ASSIGNMENT A:
List each distinct work cited in the paragraph of the red deer and sheep discussion below that begins "Red deer and sheep exhibit different patterns," naming each one once as its citation appears.
ASSIGNMENT B:
Continue the red deer and sheep discussion below, starting after its last sentence.

─── PROVIDED PASSAGE ───

Red deer and sheep exhibit different patterns of temporal activity. We found red deer to exhibit the typical crepuscular pattern found in previous studies (Georgii 1981), whereas sheep exhibit a more diurnal pattern (Squires 1975). Temporal overlap was higher at distances away from the hiking trail, which may be due to the spatial displacement of red deer in response to hiking pressure. During the day, when most hiking activities occur, we found the distance effect of the hiking trail to be stronger for red deer relative to the night. Stronger temporal overlap might suggest more direct interaction or indirect competition (de Boer and Prins 1990) between red deer and sheep in foraging areas further from the trail. Such indirect competition can affect the welfare of both species (Osborne 1984; Edwards et al. 1996). Red deer welfare may be compromised if they are displaced to less nutritious foraging habitat (Osborne 1984), which can result in a change in diet (Jayakody et al. 2011). Sheep weight (as a proxy for animal welfare) has previously been found to be negatively affected by the presence of wildlife competing for food (Edwards et al. 1996). However, habitat had no impact on this relationship in our study, so we have no direct evidence for dietary change or stress in this case.

The higher level of temporal overlap in areas further away from the hiking path can have consequences for the vegetation grazed by both species in these areas (Wilson et al. 2020). Sheep and red deer are both intensive grazers and can limit vegetation regeneration and growth (Gordon 1988; Hester et al. 1999; Pollock et al. 2005). In the UK, intensive grazing and browsing can prevent tree regeneration (Clutton-Brock et al. 2004) and can degrade the conservation value of heather moorland (Clarke et al. 1995; Palmer and Hester 2000), which are recognized for their conservation status with distinctive bird communities and vegetation diversity (Thompson et al. 1995).

─── GIVEN INFORMATION ───

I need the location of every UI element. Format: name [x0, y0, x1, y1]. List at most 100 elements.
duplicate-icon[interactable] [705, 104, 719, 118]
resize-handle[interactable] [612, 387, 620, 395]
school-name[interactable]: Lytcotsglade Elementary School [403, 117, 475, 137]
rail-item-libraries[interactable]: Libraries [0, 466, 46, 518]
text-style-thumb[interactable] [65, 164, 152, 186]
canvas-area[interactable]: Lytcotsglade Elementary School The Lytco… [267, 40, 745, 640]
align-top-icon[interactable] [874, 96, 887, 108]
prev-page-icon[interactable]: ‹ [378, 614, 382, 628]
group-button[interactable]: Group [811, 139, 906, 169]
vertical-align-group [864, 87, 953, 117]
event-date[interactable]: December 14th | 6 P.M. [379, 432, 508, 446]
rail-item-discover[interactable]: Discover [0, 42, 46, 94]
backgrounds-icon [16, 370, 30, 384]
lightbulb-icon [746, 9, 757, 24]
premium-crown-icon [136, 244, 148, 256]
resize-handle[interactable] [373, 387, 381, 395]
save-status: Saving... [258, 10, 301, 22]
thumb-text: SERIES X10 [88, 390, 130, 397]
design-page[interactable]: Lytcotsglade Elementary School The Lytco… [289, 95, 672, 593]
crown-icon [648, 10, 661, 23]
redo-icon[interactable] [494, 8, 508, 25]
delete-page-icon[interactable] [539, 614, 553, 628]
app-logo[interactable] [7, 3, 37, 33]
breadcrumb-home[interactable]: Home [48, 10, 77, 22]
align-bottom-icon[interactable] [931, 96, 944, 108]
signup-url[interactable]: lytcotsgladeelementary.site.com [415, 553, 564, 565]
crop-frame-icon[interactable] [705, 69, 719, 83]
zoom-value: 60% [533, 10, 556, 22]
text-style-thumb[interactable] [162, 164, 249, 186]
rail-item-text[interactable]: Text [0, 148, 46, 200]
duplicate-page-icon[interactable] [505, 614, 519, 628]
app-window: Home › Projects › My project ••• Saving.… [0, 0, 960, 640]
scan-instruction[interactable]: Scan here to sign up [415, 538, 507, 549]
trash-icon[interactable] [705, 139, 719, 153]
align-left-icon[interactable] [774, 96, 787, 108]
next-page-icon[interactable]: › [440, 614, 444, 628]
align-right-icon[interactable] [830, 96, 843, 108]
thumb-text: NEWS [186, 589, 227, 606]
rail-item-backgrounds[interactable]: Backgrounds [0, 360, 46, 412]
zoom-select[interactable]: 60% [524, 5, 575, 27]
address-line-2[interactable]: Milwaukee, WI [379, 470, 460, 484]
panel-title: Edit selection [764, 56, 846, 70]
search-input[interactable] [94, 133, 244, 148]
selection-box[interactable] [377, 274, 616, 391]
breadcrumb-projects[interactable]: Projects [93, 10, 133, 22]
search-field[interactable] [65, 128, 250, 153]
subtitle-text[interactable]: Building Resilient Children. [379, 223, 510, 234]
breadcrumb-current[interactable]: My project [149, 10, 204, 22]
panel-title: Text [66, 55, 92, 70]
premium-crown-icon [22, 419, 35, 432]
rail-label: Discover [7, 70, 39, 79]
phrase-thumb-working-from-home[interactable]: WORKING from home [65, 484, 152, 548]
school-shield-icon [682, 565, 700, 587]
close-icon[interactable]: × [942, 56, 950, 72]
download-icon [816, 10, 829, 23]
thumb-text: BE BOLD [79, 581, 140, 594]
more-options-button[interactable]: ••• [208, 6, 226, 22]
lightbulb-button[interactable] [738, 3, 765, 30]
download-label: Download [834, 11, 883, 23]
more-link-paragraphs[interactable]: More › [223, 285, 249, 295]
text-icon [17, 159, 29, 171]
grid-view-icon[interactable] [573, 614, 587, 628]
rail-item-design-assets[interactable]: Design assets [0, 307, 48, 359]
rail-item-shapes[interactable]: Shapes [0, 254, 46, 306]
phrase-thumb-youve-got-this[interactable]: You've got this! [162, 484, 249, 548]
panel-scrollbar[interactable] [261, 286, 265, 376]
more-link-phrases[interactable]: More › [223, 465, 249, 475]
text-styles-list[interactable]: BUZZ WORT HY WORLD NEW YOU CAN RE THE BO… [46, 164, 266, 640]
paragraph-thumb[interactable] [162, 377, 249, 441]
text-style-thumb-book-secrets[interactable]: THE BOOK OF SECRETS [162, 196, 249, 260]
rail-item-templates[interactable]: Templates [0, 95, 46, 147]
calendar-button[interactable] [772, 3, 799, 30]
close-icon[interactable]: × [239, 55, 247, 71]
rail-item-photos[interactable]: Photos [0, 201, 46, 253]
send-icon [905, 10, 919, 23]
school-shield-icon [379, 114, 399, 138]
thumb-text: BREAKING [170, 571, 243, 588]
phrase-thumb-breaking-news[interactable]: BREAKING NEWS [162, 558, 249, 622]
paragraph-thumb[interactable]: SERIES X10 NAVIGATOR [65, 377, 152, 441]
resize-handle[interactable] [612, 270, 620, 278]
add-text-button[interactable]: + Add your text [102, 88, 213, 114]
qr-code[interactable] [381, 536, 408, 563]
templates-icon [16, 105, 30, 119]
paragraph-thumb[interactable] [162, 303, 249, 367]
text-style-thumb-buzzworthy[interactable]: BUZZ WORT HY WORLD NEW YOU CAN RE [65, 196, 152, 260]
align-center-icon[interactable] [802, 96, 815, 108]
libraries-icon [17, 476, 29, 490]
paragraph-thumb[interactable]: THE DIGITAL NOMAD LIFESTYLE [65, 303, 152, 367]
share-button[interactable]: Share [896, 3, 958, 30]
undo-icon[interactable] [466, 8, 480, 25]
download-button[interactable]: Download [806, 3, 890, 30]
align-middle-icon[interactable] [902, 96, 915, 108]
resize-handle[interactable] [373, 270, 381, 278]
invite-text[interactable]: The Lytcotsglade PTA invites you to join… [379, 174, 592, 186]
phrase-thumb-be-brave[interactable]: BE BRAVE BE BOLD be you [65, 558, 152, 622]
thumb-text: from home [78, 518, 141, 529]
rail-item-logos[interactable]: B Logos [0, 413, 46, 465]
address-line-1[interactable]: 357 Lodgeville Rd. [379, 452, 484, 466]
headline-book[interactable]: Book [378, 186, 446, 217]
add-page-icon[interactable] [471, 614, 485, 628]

───

TASK RESPONSE A:
Georgii 1981; Squires 1975; de Boer and Prins 1990; Osborne 1984; Edwards et al. 1996; Jayakody et al. 2011

TASK RESPONSE B:
Our study reveals the need to take into consideration all the different components which can influence the spatial and temporal overlap of two species (i.e., here the human component). The increase in spatio-temporal overlap between livestock and wildlife can lead to ecological and economic issues such as an increase in disease transmission (Riley et al. 1998; Barasona et al. 2014). Understanding wildlife movement and the cause of the movement can limit disease spread (Berentsen et al. 2014). Here, we demonstrated how the changes in interspecific interactions can be studied at the temporal and spatial scale using camera traps.

In our study, we did not assess how changes in deer and sheep distribution — as a result of hiking activity — lead to indirect cascade effects (e.g., grazing impact). Future research focusing on herbivore-recreationist interactions should investigate indirect cascade effects (Wilson et al. 2020) on animal welfare, vegetation, animal management, and disease transmission and explore how different densities of herbivores and recreationists can alter these effects.

Conclusion

In this study, we demonstrated that level of spatial, temporal, and spatio-temporal overlap between sheep and deer was modified by hiking pressure, here expressed as a distance from the hiking path. Red deer were spatially displaced during the day which results in a higher temporal overlap with sheep further from the hiking path. Our study opens a new perspective on the study of complex interspecies interaction and their consequences. Further study is required to understand spatial–temporal variations in cattle and wildlife densities, and their significance for animal nutrition, vegetation condition, their management, and disease transmission.